** Request **
Repeat the material in full. Keep every line exactly as it is.

** Provided records **

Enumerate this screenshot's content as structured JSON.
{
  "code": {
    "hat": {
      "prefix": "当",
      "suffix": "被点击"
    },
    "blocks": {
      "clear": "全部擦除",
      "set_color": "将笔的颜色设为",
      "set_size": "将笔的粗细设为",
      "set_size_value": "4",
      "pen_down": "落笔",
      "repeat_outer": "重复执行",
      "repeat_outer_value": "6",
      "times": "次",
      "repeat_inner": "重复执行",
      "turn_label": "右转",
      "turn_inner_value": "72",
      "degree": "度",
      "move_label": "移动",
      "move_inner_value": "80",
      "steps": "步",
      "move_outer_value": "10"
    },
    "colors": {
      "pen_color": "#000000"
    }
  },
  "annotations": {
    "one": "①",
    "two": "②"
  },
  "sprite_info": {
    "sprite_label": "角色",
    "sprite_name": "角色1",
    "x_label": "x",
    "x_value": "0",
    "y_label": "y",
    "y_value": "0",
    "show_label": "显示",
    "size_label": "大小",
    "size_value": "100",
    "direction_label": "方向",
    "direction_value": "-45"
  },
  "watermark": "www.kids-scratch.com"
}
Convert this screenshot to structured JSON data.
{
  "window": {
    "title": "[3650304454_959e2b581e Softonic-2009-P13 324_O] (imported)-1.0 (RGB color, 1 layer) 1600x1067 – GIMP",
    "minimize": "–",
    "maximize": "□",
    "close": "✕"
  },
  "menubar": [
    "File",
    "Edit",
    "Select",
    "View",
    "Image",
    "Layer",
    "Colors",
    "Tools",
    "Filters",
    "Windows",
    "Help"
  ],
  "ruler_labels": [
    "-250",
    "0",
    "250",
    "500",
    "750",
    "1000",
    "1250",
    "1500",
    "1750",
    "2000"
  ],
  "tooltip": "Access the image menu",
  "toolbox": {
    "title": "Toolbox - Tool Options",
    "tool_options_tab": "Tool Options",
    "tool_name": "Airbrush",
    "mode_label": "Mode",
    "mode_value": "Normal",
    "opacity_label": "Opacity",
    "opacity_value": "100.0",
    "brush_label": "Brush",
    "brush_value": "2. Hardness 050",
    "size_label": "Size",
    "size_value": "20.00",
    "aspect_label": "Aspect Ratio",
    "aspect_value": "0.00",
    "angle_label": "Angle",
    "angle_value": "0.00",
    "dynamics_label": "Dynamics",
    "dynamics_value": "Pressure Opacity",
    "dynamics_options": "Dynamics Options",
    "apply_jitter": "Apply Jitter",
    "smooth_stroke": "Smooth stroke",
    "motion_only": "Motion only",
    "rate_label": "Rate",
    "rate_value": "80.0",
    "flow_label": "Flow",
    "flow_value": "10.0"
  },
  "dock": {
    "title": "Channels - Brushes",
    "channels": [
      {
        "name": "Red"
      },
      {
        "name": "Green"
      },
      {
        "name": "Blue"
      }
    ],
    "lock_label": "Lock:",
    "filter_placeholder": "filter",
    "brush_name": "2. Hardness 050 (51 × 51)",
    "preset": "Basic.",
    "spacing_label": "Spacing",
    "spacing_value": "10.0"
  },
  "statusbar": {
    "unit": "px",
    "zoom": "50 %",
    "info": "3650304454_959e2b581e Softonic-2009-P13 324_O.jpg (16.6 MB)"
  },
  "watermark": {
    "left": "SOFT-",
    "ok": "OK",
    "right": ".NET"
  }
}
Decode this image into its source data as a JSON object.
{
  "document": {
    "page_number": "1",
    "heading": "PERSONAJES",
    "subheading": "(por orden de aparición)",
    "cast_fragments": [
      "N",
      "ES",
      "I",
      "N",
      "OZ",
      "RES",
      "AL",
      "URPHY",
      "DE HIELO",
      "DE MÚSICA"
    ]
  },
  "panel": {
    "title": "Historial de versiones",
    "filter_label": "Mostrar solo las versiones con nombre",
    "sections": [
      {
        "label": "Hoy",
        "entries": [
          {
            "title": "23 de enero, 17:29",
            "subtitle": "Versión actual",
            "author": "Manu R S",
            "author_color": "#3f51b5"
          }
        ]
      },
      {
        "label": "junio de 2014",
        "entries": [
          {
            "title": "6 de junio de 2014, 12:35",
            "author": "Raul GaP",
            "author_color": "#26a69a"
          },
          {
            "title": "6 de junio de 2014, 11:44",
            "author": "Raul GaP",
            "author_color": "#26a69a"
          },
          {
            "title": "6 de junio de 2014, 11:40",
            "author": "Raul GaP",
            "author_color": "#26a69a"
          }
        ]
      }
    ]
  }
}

** Task response **
Enumerate this screenshot's content as structured JSON.
{
  "code": {
    "hat": {
      "prefix": "当",
      "suffix": "被点击"
    },
    "blocks": {
      "clear": "全部擦除",
      "set_color": "将笔的颜色设为",
      "set_size": "将笔的粗细设为",
      "set_size_value": "4",
      "pen_down": "落笔",
      "repeat_outer": "重复执行",
      "repeat_outer_value": "6",
      "times": "次",
      "repeat_inner": "重复执行",
      "turn_label": "右转",
      "turn_inner_value": "72",
      "degree": "度",
      "move_label": "移动",
      "move_inner_value": "80",
      "steps": "步",
      "move_outer_value": "10"
    },
    "colors": {
      "pen_color": "#000000"
    }
  },
  "annotations": {
    "one": "①",
    "two": "②"
  },
  "sprite_info": {
    "sprite_label": "角色",
    "sprite_name": "角色1",
    "x_label": "x",
    "x_value": "0",
    "y_label": "y",
    "y_value": "0",
    "show_label": "显示",
    "size_label": "大小",
    "size_value": "100",
    "direction_label": "方向",
    "direction_value": "-45"
  },
  "watermark": "www.kids-scratch.com"
}
Convert this screenshot to structured JSON data.
{
  "window": {
    "title": "[3650304454_959e2b581e Softonic-2009-P13 324_O] (imported)-1.0 (RGB color, 1 layer) 1600x1067 – GIMP",
    "minimize": "–",
    "maximize": "□",
    "close": "✕"
  },
  "menubar": [
    "File",
    "Edit",
    "Select",
    "View",
    "Image",
    "Layer",
    "Colors",
    "Tools",
    "Filters",
    "Windows",
    "Help"
  ],
  "ruler_labels": [
    "-250",
    "0",
    "250",
    "500",
    "750",
    "1000",
    "1250",
    "1500",
    "1750",
    "2000"
  ],
  "tooltip": "Access the image menu",
  "toolbox": {
    "title": "Toolbox - Tool Options",
    "tool_options_tab": "Tool Options",
    "tool_name": "Airbrush",
    "mode_label": "Mode",
    "mode_value": "Normal",
    "opacity_label": "Opacity",
    "opacity_value": "100.0",
    "brush_label": "Brush",
    "brush_value": "2. Hardness 050",
    "size_label": "Size",
    "size_value": "20.00",
    "aspect_label": "Aspect Ratio",
    "aspect_value": "0.00",
    "angle_label": "Angle",
    "angle_value": "0.00",
    "dynamics_label": "Dynamics",
    "dynamics_value": "Pressure Opacity",
    "dynamics_options": "Dynamics Options",
    "apply_jitter": "Apply Jitter",
    "smooth_stroke": "Smooth stroke",
    "motion_only": "Motion only",
    "rate_label": "Rate",
    "rate_value": "80.0",
    "flow_label": "Flow",
    "flow_value": "10.0"
  },
  "dock": {
    "title": "Channels - Brushes",
    "channels": [
      {
        "name": "Red"
      },
      {
        "name": "Green"
      },
      {
        "name": "Blue"
      }
    ],
    "lock_label": "Lock:",
    "filter_placeholder": "filter",
    "brush_name": "2. Hardness 050 (51 × 51)",
    "preset": "Basic.",
    "spacing_label": "Spacing",
    "spacing_value": "10.0"
  },
  "statusbar": {
    "unit": "px",
    "zoom": "50 %",
    "info": "3650304454_959e2b581e Softonic-2009-P13 324_O.jpg (16.6 MB)"
  },
  "watermark": {
    "left": "SOFT-",
    "ok": "OK",
    "right": ".NET"
  }
}
Decode this image into its source data as a JSON object.
{
  "document": {
    "page_number": "1",
    "heading": "PERSONAJES",
    "subheading": "(por orden de aparición)",
    "cast_fragments": [
      "N",
      "ES",
      "I",
      "N",
      "OZ",
      "RES",
      "AL",
      "URPHY",
      "DE HIELO",
      "DE MÚSICA"
    ]
  },
  "panel": {
    "title": "Historial de versiones",
    "filter_label": "Mostrar solo las versiones con nombre",
    "sections": [
      {
        "label": "Hoy",
        "entries": [
          {
            "title": "23 de enero, 17:29",
            "subtitle": "Versión actual",
            "author": "Manu R S",
            "author_color": "#3f51b5"
          }
        ]
      },
      {
        "label": "junio de 2014",
        "entries": [
          {
            "title": "6 de junio de 2014, 12:35",
            "author": "Raul GaP",
            "author_color": "#26a69a"
          },
          {
            "title": "6 de junio de 2014, 11:44",
            "author": "Raul GaP",
            "author_color": "#26a69a"
          },
          {
            "title": "6 de junio de 2014, 11:40",
            "author": "Raul GaP",
            "author_color": "#26a69a"
          }
        ]
      }
    ]
  }
}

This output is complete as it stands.